Items from a figure collection =>
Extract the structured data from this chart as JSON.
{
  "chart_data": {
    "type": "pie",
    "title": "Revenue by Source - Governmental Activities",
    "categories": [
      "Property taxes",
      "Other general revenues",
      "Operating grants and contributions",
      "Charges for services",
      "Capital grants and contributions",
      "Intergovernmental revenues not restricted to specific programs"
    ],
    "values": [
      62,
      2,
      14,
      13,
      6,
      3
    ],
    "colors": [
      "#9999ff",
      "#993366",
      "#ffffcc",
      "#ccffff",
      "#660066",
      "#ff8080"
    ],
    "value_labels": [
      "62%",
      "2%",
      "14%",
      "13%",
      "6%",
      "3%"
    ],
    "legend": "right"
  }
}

Task to complete =>
All of the entries should be written out again exactly.

The solution =>
Extract the structured data from this chart as JSON.
{
  "chart_data": {
    "type": "pie",
    "title": "Revenue by Source - Governmental Activities",
    "categories": [
      "Property taxes",
      "Other general revenues",
      "Operating grants and contributions",
      "Charges for services",
      "Capital grants and contributions",
      "Intergovernmental revenues not restricted to specific programs"
    ],
    "values": [
      62,
      2,
      14,
      13,
      6,
      3
    ],
    "colors": [
      "#9999ff",
      "#993366",
      "#ffffcc",
      "#ccffff",
      "#660066",
      "#ff8080"
    ],
    "value_labels": [
      "62%",
      "2%",
      "14%",
      "13%",
      "6%",
      "3%"
    ],
    "legend": "right"
  }
}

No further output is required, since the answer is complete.